§ WHAT IS NEEDED:
Write the material out again exactly.

[BEGIN DATA SHOWN]

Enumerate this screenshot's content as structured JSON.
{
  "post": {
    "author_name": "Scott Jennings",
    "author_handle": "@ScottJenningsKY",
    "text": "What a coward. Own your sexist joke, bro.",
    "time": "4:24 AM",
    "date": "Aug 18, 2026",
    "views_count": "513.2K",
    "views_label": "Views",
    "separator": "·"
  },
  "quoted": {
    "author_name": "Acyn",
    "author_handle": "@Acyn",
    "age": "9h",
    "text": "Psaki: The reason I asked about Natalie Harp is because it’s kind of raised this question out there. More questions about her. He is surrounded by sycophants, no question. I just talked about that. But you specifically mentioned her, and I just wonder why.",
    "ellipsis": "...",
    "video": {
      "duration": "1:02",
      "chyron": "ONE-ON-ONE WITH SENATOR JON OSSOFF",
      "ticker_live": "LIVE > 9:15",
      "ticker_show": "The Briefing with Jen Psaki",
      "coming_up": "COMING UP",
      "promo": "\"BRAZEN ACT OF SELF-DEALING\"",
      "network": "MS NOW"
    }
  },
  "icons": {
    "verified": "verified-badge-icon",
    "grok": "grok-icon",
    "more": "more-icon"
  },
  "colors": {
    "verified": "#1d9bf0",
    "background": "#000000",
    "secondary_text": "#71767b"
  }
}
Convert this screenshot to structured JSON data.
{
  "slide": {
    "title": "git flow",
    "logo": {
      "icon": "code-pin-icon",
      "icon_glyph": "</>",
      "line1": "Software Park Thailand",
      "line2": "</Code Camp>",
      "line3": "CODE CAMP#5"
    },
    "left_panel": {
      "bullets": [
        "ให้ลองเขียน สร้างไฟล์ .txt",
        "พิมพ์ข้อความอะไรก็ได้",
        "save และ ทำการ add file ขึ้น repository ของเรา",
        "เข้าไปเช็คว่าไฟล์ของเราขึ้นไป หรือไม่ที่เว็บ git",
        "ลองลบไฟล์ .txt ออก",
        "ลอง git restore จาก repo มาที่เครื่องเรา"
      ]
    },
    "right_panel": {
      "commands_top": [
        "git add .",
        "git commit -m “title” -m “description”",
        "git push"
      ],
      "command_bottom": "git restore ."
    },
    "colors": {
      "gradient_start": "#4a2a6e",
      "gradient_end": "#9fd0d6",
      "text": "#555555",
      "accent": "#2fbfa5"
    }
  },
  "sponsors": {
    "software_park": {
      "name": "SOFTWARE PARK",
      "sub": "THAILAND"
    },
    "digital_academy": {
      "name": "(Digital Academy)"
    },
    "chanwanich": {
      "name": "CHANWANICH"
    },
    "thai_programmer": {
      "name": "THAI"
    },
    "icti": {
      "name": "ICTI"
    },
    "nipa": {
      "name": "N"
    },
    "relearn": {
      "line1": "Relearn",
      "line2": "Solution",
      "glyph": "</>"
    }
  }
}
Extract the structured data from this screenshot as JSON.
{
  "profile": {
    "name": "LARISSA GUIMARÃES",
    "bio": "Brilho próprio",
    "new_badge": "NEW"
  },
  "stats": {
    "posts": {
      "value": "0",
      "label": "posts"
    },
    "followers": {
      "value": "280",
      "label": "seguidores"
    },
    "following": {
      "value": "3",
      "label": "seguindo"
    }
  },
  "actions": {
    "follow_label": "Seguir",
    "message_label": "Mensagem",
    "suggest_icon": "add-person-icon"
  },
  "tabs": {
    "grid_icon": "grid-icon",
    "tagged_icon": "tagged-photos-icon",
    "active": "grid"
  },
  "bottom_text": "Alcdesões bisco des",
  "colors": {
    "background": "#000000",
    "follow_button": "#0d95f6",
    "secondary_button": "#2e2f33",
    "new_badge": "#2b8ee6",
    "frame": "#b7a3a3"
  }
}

[END DATA SHOWN]

§ WORKED SOLUTION:
Enumerate this screenshot's content as structured JSON.
{
  "post": {
    "author_name": "Scott Jennings",
    "author_handle": "@ScottJenningsKY",
    "text": "What a coward. Own your sexist joke, bro.",
    "time": "4:24 AM",
    "date": "Aug 18, 2026",
    "views_count": "513.2K",
    "views_label": "Views",
    "separator": "·"
  },
  "quoted": {
    "author_name": "Acyn",
    "author_handle": "@Acyn",
    "age": "9h",
    "text": "Psaki: The reason I asked about Natalie Harp is because it’s kind of raised this question out there. More questions about her. He is surrounded by sycophants, no question. I just talked about that. But you specifically mentioned her, and I just wonder why.",
    "ellipsis": "...",
    "video": {
      "duration": "1:02",
      "chyron": "ONE-ON-ONE WITH SENATOR JON OSSOFF",
      "ticker_live": "LIVE > 9:15",
      "ticker_show": "The Briefing with Jen Psaki",
      "coming_up": "COMING UP",
      "promo": "\"BRAZEN ACT OF SELF-DEALING\"",
      "network": "MS NOW"
    }
  },
  "icons": {
    "verified": "verified-badge-icon",
    "grok": "grok-icon",
    "more": "more-icon"
  },
  "colors": {
    "verified": "#1d9bf0",
    "background": "#000000",
    "secondary_text": "#71767b"
  }
}
Convert this screenshot to structured JSON data.
{
  "slide": {
    "title": "git flow",
    "logo": {
      "icon": "code-pin-icon",
      "icon_glyph": "</>",
      "line1": "Software Park Thailand",
      "line2": "</Code Camp>",
      "line3": "CODE CAMP#5"
    },
    "left_panel": {
      "bullets": [
        "ให้ลองเขียน สร้างไฟล์ .txt",
        "พิมพ์ข้อความอะไรก็ได้",
        "save และ ทำการ add file ขึ้น repository ของเรา",
        "เข้าไปเช็คว่าไฟล์ของเราขึ้นไป หรือไม่ที่เว็บ git",
        "ลองลบไฟล์ .txt ออก",
        "ลอง git restore จาก repo มาที่เครื่องเรา"
      ]
    },
    "right_panel": {
      "commands_top": [
        "git add .",
        "git commit -m “title” -m “description”",
        "git push"
      ],
      "command_bottom": "git restore ."
    },
    "colors": {
      "gradient_start": "#4a2a6e",
      "gradient_end": "#9fd0d6",
      "text": "#555555",
      "accent": "#2fbfa5"
    }
  },
  "sponsors": {
    "software_park": {
      "name": "SOFTWARE PARK",
      "sub": "THAILAND"
    },
    "digital_academy": {
      "name": "(Digital Academy)"
    },
    "chanwanich": {
      "name": "CHANWANICH"
    },
    "thai_programmer": {
      "name": "THAI"
    },
    "icti": {
      "name": "ICTI"
    },
    "nipa": {
      "name": "N"
    },
    "relearn": {
      "line1": "Relearn",
      "line2": "Solution",
      "glyph": "</>"
    }
  }
}
Extract the structured data from this screenshot as JSON.
{
  "profile": {
    "name": "LARISSA GUIMARÃES",
    "bio": "Brilho próprio",
    "new_badge": "NEW"
  },
  "stats": {
    "posts": {
      "value": "0",
      "label": "posts"
    },
    "followers": {
      "value": "280",
      "label": "seguidores"
    },
    "following": {
      "value": "3",
      "label": "seguindo"
    }
  },
  "actions": {
    "follow_label": "Seguir",
    "message_label": "Mensagem",
    "suggest_icon": "add-person-icon"
  },
  "tabs": {
    "grid_icon": "grid-icon",
    "tagged_icon": "tagged-photos-icon",
    "active": "grid"
  },
  "bottom_text": "Alcdesões bisco des",
  "colors": {
    "background": "#000000",
    "follow_button": "#0d95f6",
    "secondary_button": "#2e2f33",
    "new_badge": "#2b8ee6",
    "frame": "#b7a3a3"
  }
}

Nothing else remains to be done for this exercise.